Go through the entries one line at a time, and gather every line that has the word "ญาตเท".

(Collected data entries)
= = = = = = =

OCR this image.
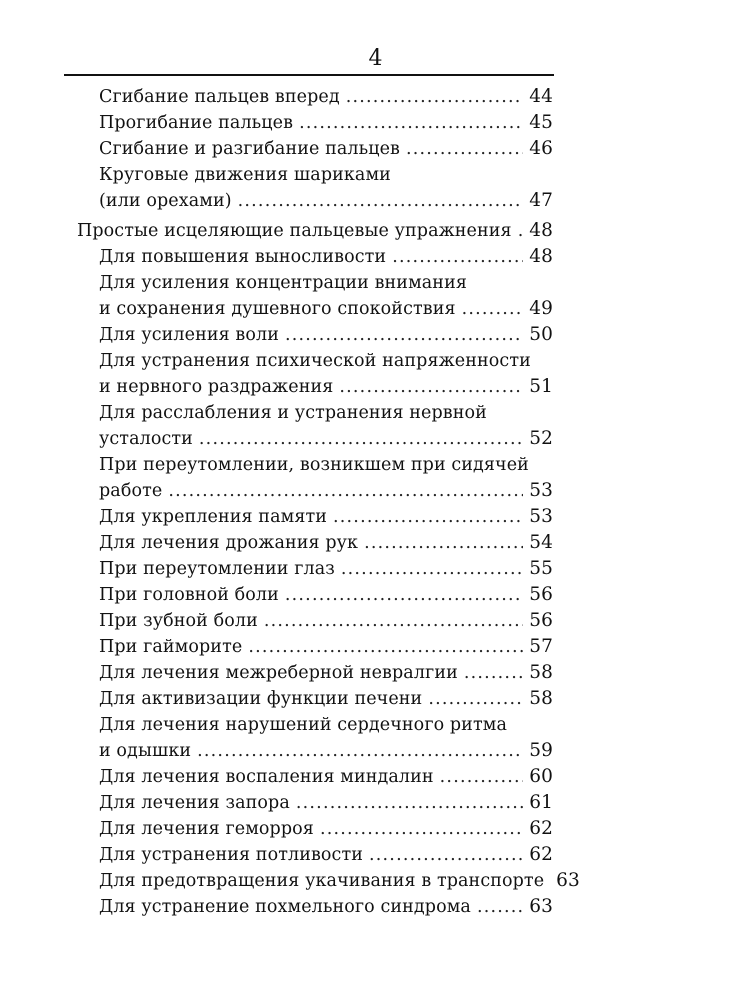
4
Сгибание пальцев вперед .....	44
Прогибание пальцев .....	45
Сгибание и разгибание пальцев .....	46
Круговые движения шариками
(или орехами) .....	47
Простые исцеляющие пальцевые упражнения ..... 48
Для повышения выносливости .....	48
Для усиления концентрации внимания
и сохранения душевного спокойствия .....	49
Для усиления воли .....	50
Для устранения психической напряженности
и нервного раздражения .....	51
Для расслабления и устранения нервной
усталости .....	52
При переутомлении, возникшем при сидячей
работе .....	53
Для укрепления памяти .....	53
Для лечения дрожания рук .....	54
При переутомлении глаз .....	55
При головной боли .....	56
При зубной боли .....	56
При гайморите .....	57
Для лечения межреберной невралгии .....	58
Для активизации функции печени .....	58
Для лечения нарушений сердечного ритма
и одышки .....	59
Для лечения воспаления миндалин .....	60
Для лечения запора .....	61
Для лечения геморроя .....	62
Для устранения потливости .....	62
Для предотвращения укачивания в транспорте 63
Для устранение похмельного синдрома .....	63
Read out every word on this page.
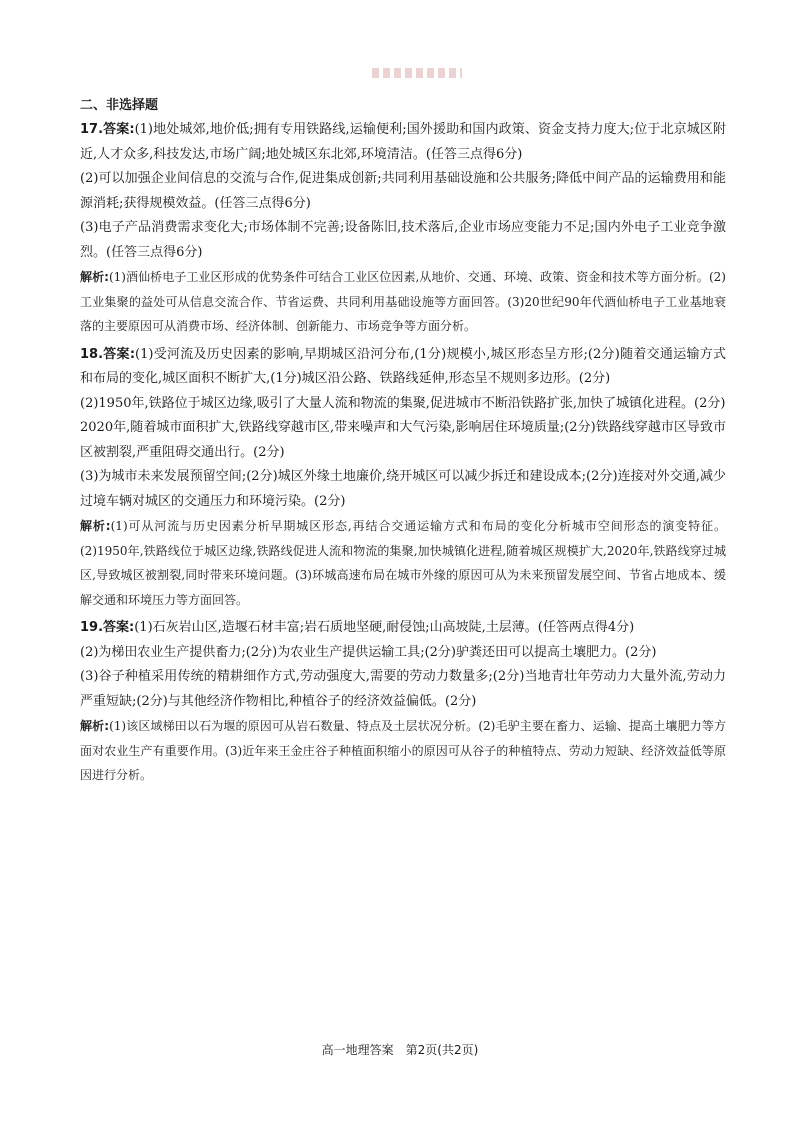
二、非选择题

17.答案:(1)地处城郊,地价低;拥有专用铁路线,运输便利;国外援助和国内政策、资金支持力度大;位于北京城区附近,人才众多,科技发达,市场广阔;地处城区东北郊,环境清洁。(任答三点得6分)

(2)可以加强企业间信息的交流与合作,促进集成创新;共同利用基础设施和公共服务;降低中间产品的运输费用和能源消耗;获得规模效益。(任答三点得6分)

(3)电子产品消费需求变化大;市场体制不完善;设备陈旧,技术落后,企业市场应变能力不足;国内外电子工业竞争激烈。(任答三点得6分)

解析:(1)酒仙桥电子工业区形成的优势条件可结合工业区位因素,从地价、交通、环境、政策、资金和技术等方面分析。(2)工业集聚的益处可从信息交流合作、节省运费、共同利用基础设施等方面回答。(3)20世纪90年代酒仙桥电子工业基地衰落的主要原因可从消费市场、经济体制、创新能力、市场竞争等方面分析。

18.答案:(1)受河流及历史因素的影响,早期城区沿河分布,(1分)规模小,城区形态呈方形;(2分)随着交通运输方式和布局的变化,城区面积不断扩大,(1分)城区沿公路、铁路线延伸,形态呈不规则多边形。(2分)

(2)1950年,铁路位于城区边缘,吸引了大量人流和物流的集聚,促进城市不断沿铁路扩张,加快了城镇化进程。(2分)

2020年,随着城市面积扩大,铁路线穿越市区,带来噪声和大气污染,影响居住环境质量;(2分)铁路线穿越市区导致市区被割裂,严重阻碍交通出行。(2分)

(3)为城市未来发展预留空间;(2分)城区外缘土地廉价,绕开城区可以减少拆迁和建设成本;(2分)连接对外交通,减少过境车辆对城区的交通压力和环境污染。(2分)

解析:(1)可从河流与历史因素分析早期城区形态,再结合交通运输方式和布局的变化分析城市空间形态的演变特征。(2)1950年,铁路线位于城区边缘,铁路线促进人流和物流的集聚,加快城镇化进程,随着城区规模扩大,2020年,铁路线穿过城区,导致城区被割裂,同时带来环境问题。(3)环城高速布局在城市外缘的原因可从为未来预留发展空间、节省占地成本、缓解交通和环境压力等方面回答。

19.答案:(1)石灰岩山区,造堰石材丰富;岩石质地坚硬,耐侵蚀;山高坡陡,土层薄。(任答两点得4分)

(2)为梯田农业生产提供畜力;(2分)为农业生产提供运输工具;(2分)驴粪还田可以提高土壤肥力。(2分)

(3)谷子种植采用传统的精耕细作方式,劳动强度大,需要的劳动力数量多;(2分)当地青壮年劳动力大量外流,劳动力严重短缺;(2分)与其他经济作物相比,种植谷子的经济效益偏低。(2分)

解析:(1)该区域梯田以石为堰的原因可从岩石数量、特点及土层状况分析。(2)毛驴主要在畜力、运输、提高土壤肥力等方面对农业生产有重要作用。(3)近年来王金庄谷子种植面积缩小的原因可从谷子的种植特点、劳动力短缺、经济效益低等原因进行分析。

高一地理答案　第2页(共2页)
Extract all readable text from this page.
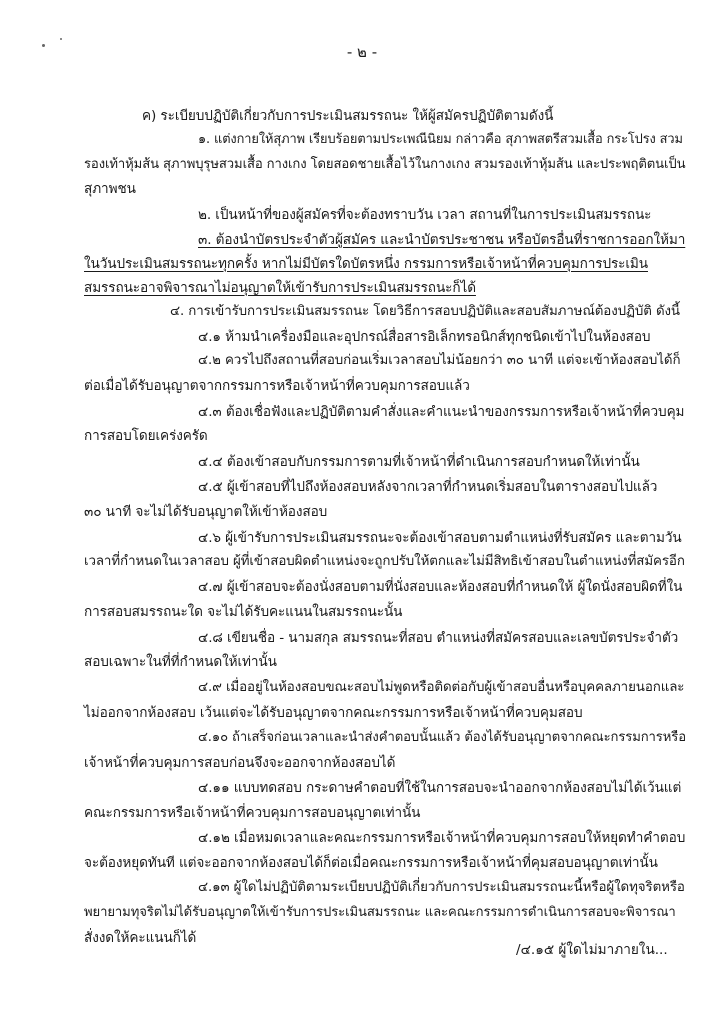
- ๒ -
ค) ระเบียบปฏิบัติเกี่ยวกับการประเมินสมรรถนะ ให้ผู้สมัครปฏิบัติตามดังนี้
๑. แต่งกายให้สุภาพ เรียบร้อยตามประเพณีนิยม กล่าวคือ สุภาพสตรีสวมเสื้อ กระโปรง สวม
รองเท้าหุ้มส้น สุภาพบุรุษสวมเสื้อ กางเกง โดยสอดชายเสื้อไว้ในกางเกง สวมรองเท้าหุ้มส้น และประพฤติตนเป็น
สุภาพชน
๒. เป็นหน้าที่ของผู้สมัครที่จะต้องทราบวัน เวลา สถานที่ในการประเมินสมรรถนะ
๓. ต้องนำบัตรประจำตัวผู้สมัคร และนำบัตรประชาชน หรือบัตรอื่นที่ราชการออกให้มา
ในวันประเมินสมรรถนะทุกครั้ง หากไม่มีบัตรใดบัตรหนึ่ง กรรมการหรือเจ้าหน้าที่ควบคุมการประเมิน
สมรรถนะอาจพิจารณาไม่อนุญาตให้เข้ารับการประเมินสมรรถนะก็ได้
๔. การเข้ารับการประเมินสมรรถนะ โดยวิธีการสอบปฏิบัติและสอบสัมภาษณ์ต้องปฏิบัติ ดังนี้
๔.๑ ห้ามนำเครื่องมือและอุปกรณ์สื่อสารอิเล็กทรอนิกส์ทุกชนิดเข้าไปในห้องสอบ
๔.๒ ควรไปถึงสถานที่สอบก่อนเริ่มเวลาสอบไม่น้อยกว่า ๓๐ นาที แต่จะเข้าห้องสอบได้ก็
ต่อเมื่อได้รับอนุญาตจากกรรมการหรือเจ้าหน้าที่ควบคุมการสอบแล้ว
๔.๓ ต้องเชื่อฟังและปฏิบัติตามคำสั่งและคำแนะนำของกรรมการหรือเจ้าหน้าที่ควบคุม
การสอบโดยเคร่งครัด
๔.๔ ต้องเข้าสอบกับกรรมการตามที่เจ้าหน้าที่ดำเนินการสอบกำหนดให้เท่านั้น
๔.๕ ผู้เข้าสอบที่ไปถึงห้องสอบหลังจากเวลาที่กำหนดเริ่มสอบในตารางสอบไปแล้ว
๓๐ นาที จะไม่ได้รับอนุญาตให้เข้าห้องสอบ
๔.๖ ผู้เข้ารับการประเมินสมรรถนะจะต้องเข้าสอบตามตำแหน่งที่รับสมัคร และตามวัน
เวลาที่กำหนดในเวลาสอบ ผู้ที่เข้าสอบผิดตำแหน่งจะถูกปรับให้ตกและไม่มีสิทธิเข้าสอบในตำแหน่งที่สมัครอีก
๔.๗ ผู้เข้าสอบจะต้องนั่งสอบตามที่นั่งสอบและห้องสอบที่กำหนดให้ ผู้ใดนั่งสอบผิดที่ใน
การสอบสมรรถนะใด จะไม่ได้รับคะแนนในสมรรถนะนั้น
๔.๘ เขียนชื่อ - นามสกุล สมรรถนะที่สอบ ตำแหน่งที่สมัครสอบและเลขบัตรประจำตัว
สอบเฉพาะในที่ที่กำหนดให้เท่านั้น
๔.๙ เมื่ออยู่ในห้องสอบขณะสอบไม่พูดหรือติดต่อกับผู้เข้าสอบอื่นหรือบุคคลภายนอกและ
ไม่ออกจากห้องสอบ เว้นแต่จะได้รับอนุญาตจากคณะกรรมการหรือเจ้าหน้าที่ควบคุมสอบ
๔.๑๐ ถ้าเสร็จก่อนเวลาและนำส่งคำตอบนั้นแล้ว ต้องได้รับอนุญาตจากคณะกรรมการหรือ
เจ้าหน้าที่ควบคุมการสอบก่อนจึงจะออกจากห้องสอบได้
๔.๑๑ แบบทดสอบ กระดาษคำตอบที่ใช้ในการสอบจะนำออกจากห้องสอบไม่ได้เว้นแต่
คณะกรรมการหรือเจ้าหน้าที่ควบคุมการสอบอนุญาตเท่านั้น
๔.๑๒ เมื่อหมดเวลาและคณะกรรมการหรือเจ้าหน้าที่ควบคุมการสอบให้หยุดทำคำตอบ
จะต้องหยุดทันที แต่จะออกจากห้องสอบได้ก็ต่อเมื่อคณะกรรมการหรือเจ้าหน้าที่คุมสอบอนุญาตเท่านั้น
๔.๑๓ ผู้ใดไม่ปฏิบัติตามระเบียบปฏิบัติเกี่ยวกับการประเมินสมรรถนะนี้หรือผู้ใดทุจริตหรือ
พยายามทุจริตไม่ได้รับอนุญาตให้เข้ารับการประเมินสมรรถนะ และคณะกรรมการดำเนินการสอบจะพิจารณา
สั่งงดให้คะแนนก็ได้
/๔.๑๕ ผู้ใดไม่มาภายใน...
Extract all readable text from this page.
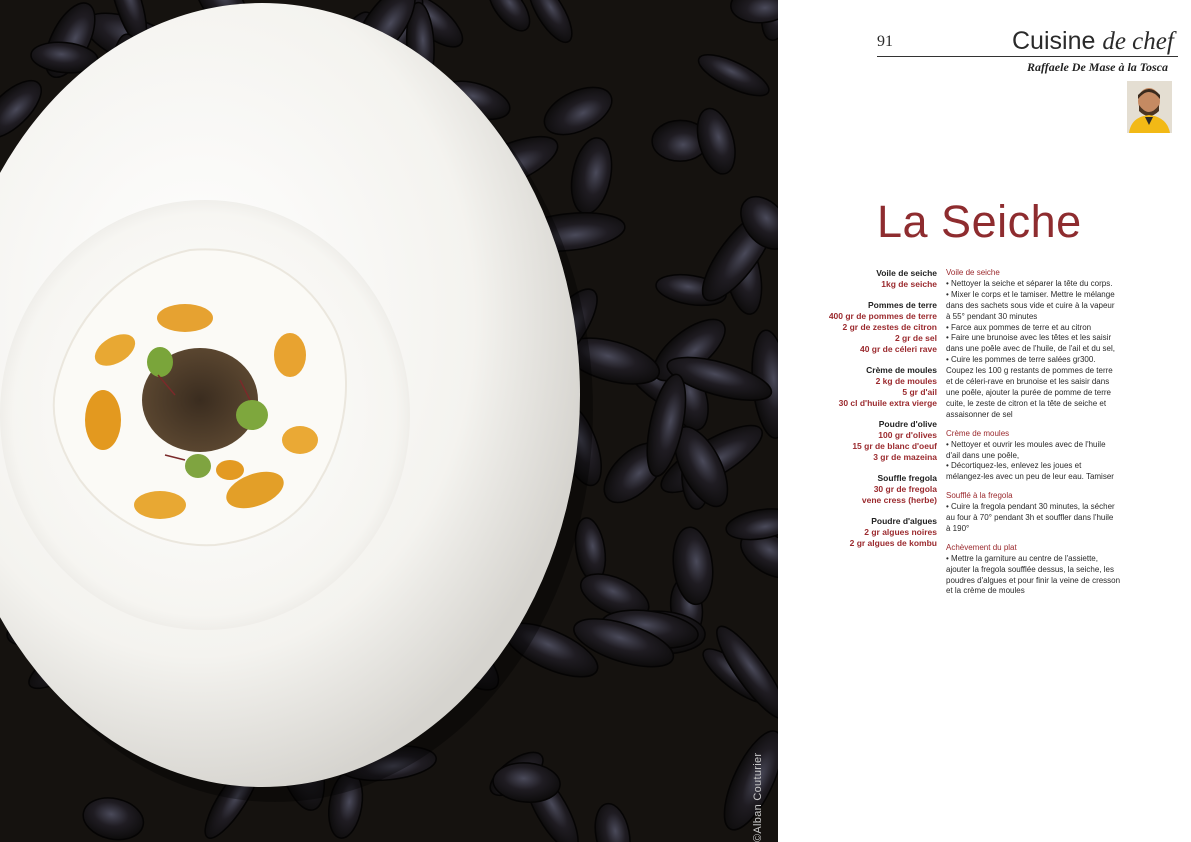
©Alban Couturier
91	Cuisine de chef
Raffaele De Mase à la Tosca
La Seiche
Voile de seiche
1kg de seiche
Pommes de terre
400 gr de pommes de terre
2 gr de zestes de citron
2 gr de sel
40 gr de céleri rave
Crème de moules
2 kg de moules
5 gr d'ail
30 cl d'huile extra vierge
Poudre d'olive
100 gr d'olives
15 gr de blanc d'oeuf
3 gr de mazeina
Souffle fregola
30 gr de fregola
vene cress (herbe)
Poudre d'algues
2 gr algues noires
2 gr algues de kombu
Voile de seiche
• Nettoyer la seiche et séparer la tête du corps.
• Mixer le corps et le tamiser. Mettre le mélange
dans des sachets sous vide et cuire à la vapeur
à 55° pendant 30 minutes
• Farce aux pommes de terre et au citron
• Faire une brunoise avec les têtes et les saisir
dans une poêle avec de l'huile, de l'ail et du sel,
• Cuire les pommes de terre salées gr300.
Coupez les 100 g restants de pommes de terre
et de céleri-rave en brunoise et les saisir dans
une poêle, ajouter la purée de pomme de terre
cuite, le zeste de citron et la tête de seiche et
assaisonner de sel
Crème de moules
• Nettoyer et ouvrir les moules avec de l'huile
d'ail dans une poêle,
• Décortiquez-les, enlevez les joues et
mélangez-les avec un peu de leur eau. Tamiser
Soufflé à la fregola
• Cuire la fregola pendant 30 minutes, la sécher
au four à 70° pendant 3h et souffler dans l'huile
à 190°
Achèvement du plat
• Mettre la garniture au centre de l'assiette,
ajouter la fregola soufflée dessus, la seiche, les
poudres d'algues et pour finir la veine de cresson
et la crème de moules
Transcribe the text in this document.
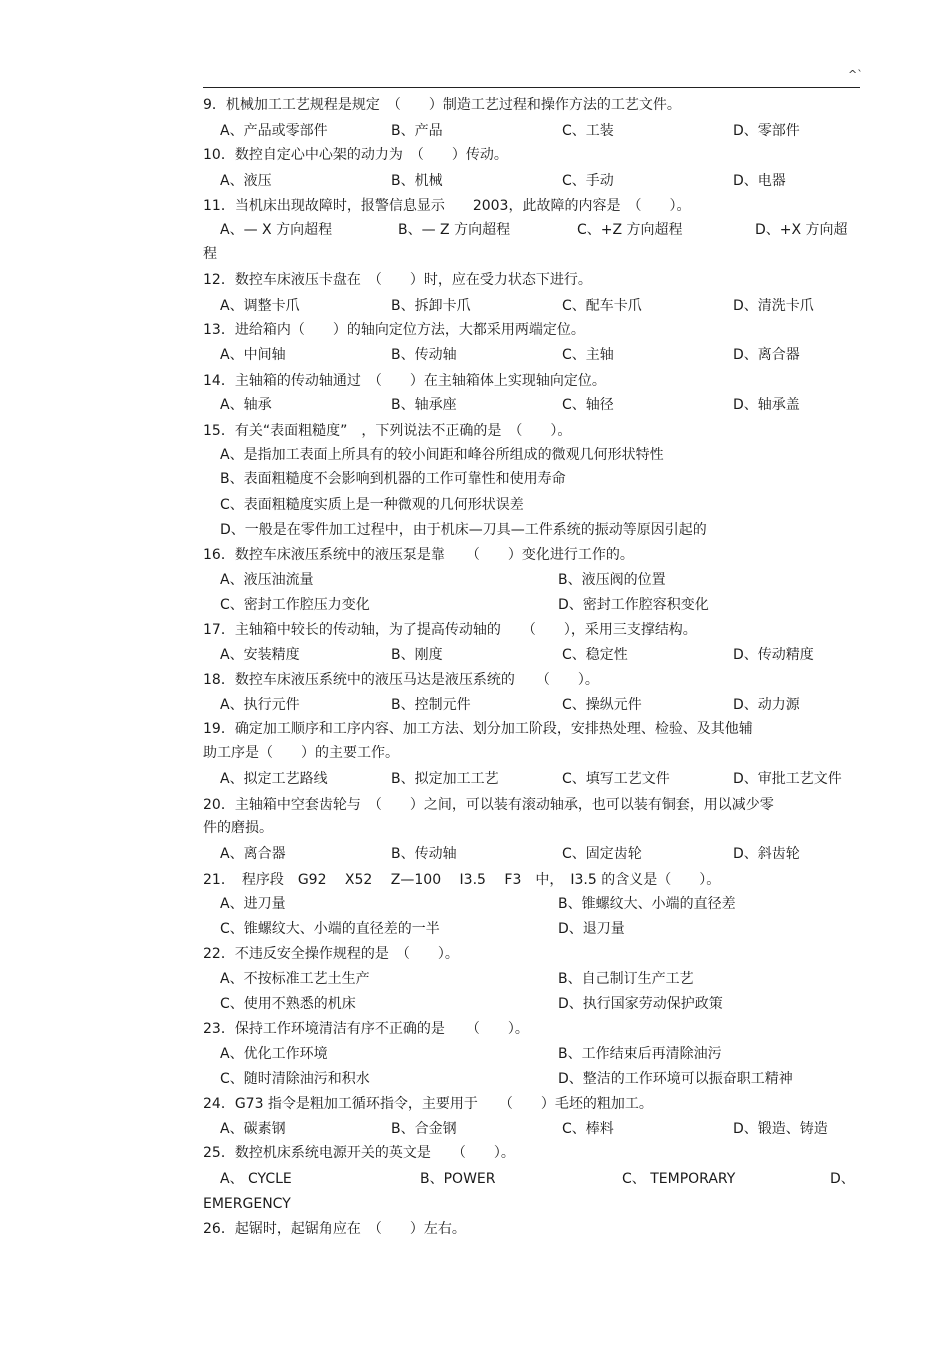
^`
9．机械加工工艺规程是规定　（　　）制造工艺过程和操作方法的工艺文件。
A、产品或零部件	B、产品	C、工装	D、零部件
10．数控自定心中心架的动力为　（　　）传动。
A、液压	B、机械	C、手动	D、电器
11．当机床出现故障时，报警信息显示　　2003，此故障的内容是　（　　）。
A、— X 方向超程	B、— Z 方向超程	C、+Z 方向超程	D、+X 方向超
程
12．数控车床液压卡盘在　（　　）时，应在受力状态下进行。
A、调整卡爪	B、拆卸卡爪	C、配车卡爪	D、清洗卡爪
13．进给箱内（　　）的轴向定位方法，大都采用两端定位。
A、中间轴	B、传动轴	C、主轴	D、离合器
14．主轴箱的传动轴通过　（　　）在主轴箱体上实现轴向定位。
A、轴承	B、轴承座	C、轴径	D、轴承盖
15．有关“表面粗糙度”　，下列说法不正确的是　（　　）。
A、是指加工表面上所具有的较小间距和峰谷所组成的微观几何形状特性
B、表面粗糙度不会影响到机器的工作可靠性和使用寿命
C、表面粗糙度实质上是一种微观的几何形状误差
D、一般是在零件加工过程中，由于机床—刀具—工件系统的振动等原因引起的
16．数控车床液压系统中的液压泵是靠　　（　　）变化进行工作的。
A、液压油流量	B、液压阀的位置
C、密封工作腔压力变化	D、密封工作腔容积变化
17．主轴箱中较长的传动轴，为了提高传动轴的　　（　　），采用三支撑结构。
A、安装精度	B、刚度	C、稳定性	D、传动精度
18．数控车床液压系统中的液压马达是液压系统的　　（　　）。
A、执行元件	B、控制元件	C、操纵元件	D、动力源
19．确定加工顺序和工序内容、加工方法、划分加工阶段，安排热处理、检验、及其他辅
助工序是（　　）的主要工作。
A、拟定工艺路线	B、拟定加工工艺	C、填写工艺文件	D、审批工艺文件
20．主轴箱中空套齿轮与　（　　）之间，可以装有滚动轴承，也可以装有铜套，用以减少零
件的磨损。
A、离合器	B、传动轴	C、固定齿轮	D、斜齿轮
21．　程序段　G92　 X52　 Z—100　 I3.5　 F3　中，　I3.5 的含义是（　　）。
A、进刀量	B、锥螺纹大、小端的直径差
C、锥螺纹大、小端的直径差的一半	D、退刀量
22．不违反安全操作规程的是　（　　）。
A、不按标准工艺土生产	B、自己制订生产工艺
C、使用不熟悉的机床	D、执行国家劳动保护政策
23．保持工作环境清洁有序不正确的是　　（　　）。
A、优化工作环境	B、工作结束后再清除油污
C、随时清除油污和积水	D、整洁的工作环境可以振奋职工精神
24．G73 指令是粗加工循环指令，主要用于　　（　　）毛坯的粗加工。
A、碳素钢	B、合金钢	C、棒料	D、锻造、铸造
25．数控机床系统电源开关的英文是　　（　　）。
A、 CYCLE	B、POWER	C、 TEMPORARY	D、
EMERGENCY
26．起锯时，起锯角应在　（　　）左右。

= = = = = = =

> _Task response_:
คณะกรรมการหรือเจ้าหน้าที่ควบคุมการสอบอนุญาตเท่านั้น
จะต้องหยุดทันที แต่จะออกจากห้องสอบได้ก็ต่อเมื่อคณะกรรมการหรือเจ้าหน้าที่คุมสอบอนุญาตเท่านั้น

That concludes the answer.